[Saved entries]
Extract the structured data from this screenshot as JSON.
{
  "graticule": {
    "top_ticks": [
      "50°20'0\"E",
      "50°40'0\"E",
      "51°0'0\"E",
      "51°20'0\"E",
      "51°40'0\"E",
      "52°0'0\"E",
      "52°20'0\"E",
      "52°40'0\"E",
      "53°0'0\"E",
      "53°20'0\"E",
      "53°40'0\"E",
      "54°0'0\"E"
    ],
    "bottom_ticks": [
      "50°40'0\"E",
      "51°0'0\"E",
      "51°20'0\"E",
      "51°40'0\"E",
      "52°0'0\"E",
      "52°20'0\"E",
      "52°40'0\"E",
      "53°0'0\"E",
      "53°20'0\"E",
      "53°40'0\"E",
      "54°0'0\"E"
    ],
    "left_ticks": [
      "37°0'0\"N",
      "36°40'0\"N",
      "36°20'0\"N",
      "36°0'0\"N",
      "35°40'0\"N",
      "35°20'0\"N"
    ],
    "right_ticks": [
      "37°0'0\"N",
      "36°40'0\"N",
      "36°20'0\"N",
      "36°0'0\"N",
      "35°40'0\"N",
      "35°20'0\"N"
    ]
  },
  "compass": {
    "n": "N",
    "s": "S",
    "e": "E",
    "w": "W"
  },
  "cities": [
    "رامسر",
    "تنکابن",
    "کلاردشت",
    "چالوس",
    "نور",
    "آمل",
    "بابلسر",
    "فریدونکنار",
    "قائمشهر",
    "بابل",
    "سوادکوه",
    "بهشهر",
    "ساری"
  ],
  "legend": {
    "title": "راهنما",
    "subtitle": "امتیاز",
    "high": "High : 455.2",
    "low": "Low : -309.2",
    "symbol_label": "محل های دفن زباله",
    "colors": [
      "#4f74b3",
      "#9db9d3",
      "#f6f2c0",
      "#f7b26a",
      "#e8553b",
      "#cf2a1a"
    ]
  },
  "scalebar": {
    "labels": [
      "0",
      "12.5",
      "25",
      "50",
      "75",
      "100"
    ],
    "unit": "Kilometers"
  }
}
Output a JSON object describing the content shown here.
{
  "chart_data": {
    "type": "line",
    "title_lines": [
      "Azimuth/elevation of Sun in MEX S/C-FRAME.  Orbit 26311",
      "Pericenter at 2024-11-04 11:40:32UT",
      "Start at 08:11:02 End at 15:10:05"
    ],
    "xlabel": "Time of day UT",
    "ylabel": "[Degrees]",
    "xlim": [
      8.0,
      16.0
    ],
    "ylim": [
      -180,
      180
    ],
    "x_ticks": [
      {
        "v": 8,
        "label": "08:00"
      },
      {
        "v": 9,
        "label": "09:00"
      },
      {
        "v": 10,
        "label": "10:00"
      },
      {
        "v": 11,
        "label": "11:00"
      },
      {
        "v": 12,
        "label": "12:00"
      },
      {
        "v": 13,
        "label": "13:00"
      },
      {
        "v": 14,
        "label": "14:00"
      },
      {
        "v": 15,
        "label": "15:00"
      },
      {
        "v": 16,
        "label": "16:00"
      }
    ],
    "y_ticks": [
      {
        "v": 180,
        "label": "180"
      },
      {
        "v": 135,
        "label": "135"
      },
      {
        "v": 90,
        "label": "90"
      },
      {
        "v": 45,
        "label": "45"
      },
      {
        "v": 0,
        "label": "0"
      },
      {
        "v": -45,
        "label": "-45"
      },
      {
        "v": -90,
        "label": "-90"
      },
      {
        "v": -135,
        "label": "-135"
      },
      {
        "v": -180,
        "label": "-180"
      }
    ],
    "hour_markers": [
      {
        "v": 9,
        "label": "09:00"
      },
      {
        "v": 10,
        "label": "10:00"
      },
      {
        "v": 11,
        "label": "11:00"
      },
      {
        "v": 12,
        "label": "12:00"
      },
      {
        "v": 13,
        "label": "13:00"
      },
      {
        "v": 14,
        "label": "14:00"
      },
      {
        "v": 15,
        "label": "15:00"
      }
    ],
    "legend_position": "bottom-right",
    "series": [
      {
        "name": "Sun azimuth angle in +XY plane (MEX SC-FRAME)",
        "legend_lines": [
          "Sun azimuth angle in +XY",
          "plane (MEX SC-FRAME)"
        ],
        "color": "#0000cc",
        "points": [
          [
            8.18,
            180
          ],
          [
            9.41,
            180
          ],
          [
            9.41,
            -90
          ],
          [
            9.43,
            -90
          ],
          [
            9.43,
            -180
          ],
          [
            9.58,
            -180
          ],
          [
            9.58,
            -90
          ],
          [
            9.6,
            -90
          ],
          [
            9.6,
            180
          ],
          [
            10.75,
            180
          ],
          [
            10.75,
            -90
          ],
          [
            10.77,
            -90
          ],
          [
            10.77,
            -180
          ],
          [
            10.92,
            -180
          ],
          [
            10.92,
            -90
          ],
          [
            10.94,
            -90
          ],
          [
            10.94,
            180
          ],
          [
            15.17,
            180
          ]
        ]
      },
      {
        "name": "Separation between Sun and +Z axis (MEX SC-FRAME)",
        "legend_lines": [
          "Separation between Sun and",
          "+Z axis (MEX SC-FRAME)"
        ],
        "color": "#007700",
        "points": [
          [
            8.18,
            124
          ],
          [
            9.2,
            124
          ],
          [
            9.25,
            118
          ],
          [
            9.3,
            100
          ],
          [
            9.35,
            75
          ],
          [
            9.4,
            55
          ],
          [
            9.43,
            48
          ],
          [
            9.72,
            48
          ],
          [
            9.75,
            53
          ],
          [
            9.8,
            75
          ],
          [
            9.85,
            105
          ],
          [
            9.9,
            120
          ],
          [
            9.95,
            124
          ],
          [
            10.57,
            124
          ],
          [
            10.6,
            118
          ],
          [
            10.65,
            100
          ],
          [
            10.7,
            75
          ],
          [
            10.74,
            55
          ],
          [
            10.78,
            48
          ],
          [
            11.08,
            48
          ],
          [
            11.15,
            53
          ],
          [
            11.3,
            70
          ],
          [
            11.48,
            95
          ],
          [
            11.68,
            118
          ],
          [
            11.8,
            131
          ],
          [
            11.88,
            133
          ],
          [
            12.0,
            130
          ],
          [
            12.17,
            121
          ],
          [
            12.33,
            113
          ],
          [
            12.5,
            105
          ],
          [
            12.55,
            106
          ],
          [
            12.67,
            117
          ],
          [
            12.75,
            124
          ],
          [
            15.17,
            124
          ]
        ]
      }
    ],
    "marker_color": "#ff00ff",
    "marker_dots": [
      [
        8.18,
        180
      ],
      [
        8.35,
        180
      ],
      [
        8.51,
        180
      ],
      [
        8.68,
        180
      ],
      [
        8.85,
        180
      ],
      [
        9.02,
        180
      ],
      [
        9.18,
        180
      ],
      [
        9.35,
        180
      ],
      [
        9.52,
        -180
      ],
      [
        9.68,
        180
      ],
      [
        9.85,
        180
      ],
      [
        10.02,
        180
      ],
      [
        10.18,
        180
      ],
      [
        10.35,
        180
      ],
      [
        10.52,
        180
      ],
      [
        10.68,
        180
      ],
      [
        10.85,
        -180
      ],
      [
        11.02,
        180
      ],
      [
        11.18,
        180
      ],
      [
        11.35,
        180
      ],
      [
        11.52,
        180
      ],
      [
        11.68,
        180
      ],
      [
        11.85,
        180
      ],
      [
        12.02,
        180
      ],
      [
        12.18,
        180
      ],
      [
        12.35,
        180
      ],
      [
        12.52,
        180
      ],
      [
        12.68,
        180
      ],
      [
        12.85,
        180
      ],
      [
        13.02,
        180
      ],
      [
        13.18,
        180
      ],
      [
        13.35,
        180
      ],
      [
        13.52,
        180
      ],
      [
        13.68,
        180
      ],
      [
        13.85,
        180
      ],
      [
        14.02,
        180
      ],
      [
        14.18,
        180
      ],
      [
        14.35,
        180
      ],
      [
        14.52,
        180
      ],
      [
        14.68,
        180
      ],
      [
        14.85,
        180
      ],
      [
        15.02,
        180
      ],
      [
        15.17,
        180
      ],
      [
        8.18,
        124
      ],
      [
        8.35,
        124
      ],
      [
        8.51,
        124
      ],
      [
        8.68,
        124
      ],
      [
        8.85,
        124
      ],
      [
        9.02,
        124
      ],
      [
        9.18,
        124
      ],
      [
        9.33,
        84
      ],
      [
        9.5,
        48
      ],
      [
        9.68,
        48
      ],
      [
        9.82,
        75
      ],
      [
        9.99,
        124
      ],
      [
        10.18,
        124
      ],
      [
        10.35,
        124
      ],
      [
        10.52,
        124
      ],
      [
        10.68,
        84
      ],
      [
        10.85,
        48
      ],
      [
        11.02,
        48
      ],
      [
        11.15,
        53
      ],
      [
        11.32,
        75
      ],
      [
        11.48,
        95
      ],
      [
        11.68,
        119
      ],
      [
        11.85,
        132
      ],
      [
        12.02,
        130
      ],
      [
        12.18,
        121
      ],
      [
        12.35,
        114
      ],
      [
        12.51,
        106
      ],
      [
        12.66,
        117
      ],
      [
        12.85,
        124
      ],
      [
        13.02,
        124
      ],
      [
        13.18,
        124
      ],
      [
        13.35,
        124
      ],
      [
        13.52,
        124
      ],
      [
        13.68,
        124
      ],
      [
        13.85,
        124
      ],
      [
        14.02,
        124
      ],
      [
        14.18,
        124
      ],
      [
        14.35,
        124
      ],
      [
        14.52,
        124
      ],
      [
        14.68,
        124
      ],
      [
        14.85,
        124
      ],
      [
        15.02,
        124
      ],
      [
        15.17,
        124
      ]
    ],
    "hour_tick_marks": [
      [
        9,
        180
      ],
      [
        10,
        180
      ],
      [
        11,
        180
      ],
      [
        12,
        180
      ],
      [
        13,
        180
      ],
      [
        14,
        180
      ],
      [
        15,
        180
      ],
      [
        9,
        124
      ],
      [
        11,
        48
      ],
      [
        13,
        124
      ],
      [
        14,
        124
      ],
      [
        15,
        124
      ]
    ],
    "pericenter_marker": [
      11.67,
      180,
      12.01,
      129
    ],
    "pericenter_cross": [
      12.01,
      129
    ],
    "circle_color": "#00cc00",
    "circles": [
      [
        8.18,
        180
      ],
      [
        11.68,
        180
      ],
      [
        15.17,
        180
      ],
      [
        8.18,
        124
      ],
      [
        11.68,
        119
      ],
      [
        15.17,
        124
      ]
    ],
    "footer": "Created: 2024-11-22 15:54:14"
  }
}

- Objective
Go through the material above and count the lines that include "angle". Give the number alone.

- Answer to the task
2